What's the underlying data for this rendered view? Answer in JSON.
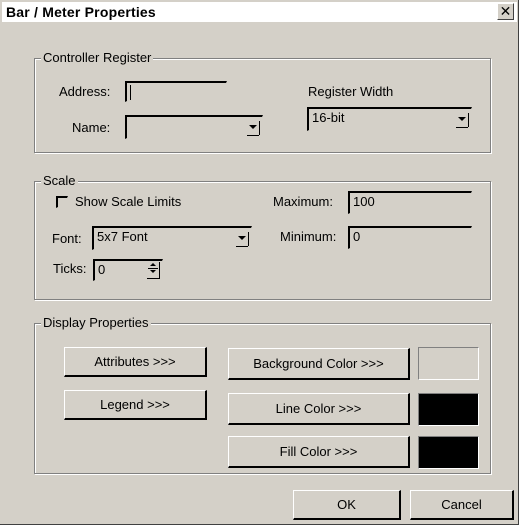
{
  "window": {
    "title": "Bar / Meter Properties",
    "close_glyph": "✕"
  },
  "controller_register": {
    "group_title": "Controller Register",
    "address_label": "Address:",
    "address_value": "",
    "name_label": "Name:",
    "name_value": "",
    "register_width_label": "Register Width",
    "register_width_value": "16-bit"
  },
  "scale": {
    "group_title": "Scale",
    "show_limits_label": "Show Scale Limits",
    "show_limits_checked": false,
    "font_label": "Font:",
    "font_value": "5x7 Font",
    "ticks_label": "Ticks:",
    "ticks_value": "0",
    "maximum_label": "Maximum:",
    "maximum_value": "100",
    "minimum_label": "Minimum:",
    "minimum_value": "0"
  },
  "display": {
    "group_title": "Display Properties",
    "attributes_button": "Attributes >>>",
    "legend_button": "Legend >>>",
    "background_color_button": "Background Color >>>",
    "line_color_button": "Line Color >>>",
    "fill_color_button": "Fill Color >>>",
    "background_color": "#d4d0c8",
    "line_color": "#000000",
    "fill_color": "#000000"
  },
  "footer": {
    "ok_button": "OK",
    "cancel_button": "Cancel"
  }
}
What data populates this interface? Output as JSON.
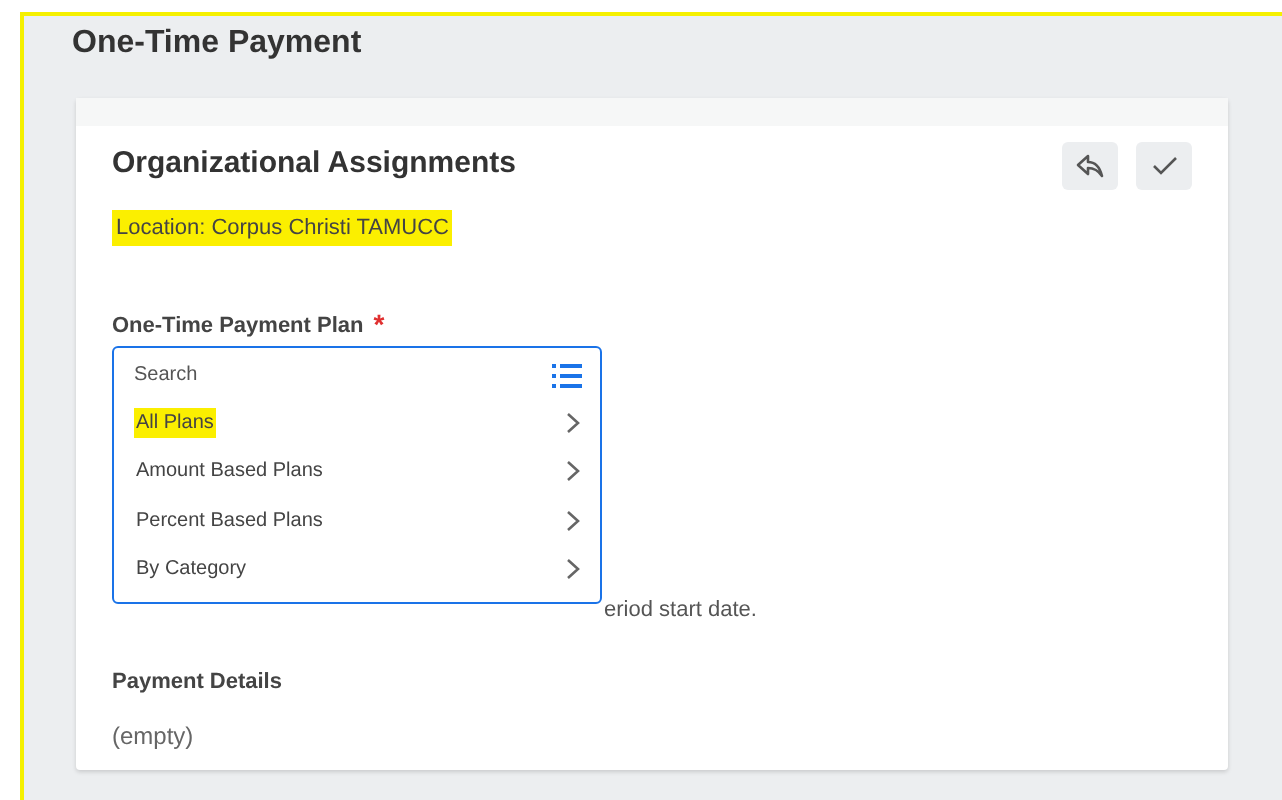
{
  "page": {
    "title": "One-Time Payment"
  },
  "section": {
    "title": "Organizational Assignments",
    "location": {
      "text": "Location: Corpus Christi TAMUCC",
      "highlighted": true
    }
  },
  "plan_field": {
    "label": "One-Time Payment Plan",
    "required_mark": "*",
    "note": "eriod start date.",
    "dropdown": {
      "placeholder": "Search",
      "options": [
        {
          "label": "All Plans",
          "highlighted": true
        },
        {
          "label": "Amount Based Plans",
          "highlighted": false
        },
        {
          "label": "Percent Based Plans",
          "highlighted": false
        },
        {
          "label": "By Category",
          "highlighted": false
        }
      ]
    }
  },
  "payment_details": {
    "label": "Payment Details",
    "value": "(empty)"
  }
}
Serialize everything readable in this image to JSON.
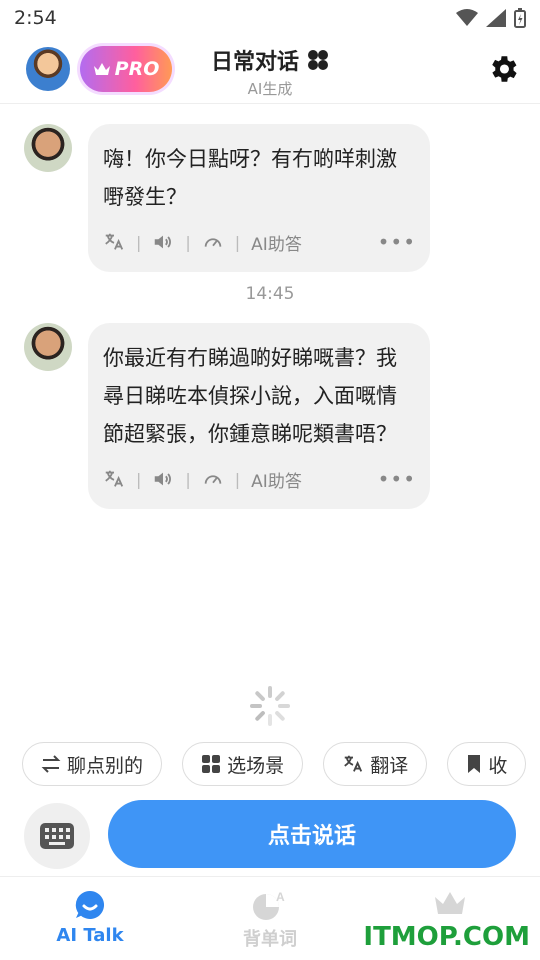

........

### Written exercise:
Repeat the data above exactly, but not the pictures.

### Solution to this exercise:
What's the underlying data for this rendered view? Answer in JSON.
{
  "window": {
    "title": "Bar / Meter Properties",
    "close_glyph": "✕"
  },
  "controller_register": {
    "group_title": "Controller Register",
    "address_label": "Address:",
    "address_value": "",
    "name_label": "Name:",
    "name_value": "",
    "register_width_label": "Register Width",
    "register_width_value": "16-bit"
  },
  "scale": {
    "group_title": "Scale",
    "show_limits_label": "Show Scale Limits",
    "show_limits_checked": false,
    "font_label": "Font:",
    "font_value": "5x7 Font",
    "ticks_label": "Ticks:",
    "ticks_value": "0",
    "maximum_label": "Maximum:",
    "maximum_value": "100",
    "minimum_label": "Minimum:",
    "minimum_value": "0"
  },
  "display": {
    "group_title": "Display Properties",
    "attributes_button": "Attributes >>>",
    "legend_button": "Legend >>>",
    "background_color_button": "Background Color >>>",
    "line_color_button": "Line Color >>>",
    "fill_color_button": "Fill Color >>>",
    "background_color": "#d4d0c8",
    "line_color": "#000000",
    "fill_color": "#000000"
  },
  "footer": {
    "ok_button": "OK",
    "cancel_button": "Cancel"
  }
}
What data populates this interface? Output as JSON.
{
  "page": {
    "title": "One-Time Payment"
  },
  "section": {
    "title": "Organizational Assignments",
    "location": {
      "text": "Location: Corpus Christi TAMUCC",
      "highlighted": true
    }
  },
  "plan_field": {
    "label": "One-Time Payment Plan",
    "required_mark": "*",
    "note": "eriod start date.",
    "dropdown": {
      "placeholder": "Search",
      "options": [
        {
          "label": "All Plans",
          "highlighted": true
        },
        {
          "label": "Amount Based Plans",
          "highlighted": false
        },
        {
          "label": "Percent Based Plans",
          "highlighted": false
        },
        {
          "label": "By Category",
          "highlighted": false
        }
      ]
    }
  },
  "payment_details": {
    "label": "Payment Details",
    "value": "(empty)"
  }
}
Serialize everything readable in this image to JSON.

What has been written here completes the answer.